— begin —
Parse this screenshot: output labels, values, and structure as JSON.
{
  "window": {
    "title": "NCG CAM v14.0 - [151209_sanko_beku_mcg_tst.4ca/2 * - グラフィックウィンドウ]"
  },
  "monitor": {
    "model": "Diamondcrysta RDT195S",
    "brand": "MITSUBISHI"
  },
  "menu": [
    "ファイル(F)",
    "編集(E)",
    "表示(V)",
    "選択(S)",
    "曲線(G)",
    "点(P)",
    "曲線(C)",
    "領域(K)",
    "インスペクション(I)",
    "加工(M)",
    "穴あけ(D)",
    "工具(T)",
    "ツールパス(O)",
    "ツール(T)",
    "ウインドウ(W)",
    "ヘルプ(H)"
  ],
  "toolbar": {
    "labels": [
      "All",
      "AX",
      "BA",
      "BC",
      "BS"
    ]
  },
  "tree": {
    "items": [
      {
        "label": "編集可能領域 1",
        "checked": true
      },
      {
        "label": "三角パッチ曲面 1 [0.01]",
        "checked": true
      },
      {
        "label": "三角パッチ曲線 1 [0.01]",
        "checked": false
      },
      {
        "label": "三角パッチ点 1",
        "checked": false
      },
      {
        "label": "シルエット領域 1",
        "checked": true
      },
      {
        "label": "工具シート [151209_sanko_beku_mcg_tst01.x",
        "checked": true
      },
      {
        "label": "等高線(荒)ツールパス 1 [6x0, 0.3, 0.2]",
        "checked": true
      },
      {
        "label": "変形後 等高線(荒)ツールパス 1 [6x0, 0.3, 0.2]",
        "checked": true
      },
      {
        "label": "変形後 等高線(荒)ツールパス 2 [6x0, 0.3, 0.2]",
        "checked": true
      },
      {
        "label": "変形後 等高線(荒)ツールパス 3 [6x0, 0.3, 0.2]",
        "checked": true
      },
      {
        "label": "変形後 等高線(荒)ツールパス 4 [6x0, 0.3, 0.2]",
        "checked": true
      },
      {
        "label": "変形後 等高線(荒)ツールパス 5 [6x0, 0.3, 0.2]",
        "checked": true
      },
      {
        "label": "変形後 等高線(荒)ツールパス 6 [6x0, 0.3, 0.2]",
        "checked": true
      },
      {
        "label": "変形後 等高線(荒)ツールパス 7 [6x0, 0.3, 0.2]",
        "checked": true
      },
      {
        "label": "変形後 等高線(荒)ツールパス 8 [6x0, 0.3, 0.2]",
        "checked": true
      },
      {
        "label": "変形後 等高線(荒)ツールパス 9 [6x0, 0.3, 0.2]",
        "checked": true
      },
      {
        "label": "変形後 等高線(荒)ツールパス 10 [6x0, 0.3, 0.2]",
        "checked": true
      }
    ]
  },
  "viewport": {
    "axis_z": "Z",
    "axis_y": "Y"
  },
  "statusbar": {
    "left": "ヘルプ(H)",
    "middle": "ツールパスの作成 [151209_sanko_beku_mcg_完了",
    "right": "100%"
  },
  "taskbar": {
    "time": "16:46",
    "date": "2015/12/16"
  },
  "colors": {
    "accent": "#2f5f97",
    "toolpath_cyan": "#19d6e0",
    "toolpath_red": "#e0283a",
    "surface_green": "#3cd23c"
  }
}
— end —
### Set exercise
Set down the material above again, word for word.

### Result of this exercise
Parse this screenshot: output labels, values, and structure as JSON.
{
  "window": {
    "title": "NCG CAM v14.0 - [151209_sanko_beku_mcg_tst.4ca/2 * - グラフィックウィンドウ]"
  },
  "monitor": {
    "model": "Diamondcrysta RDT195S",
    "brand": "MITSUBISHI"
  },
  "menu": [
    "ファイル(F)",
    "編集(E)",
    "表示(V)",
    "選択(S)",
    "曲線(G)",
    "点(P)",
    "曲線(C)",
    "領域(K)",
    "インスペクション(I)",
    "加工(M)",
    "穴あけ(D)",
    "工具(T)",
    "ツールパス(O)",
    "ツール(T)",
    "ウインドウ(W)",
    "ヘルプ(H)"
  ],
  "toolbar": {
    "labels": [
      "All",
      "AX",
      "BA",
      "BC",
      "BS"
    ]
  },
  "tree": {
    "items": [
      {
        "label": "編集可能領域 1",
        "checked": true
      },
      {
        "label": "三角パッチ曲面 1 [0.01]",
        "checked": true
      },
      {
        "label": "三角パッチ曲線 1 [0.01]",
        "checked": false
      },
      {
        "label": "三角パッチ点 1",
        "checked": false
      },
      {
        "label": "シルエット領域 1",
        "checked": true
      },
      {
        "label": "工具シート [151209_sanko_beku_mcg_tst01.x",
        "checked": true
      },
      {
        "label": "等高線(荒)ツールパス 1 [6x0, 0.3, 0.2]",
        "checked": true
      },
      {
        "label": "変形後 等高線(荒)ツールパス 1 [6x0, 0.3, 0.2]",
        "checked": true
      },
      {
        "label": "変形後 等高線(荒)ツールパス 2 [6x0, 0.3, 0.2]",
        "checked": true
      },
      {
        "label": "変形後 等高線(荒)ツールパス 3 [6x0, 0.3, 0.2]",
        "checked": true
      },
      {
        "label": "変形後 等高線(荒)ツールパス 4 [6x0, 0.3, 0.2]",
        "checked": true
      },
      {
        "label": "変形後 等高線(荒)ツールパス 5 [6x0, 0.3, 0.2]",
        "checked": true
      },
      {
        "label": "変形後 等高線(荒)ツールパス 6 [6x0, 0.3, 0.2]",
        "checked": true
      },
      {
        "label": "変形後 等高線(荒)ツールパス 7 [6x0, 0.3, 0.2]",
        "checked": true
      },
      {
        "label": "変形後 等高線(荒)ツールパス 8 [6x0, 0.3, 0.2]",
        "checked": true
      },
      {
        "label": "変形後 等高線(荒)ツールパス 9 [6x0, 0.3, 0.2]",
        "checked": true
      },
      {
        "label": "変形後 等高線(荒)ツールパス 10 [6x0, 0.3, 0.2]",
        "checked": true
      }
    ]
  },
  "viewport": {
    "axis_z": "Z",
    "axis_y": "Y"
  },
  "statusbar": {
    "left": "ヘルプ(H)",
    "middle": "ツールパスの作成 [151209_sanko_beku_mcg_完了",
    "right": "100%"
  },
  "taskbar": {
    "time": "16:46",
    "date": "2015/12/16"
  },
  "colors": {
    "accent": "#2f5f97",
    "toolpath_cyan": "#19d6e0",
    "toolpath_red": "#e0283a",
    "surface_green": "#3cd23c"
  }
}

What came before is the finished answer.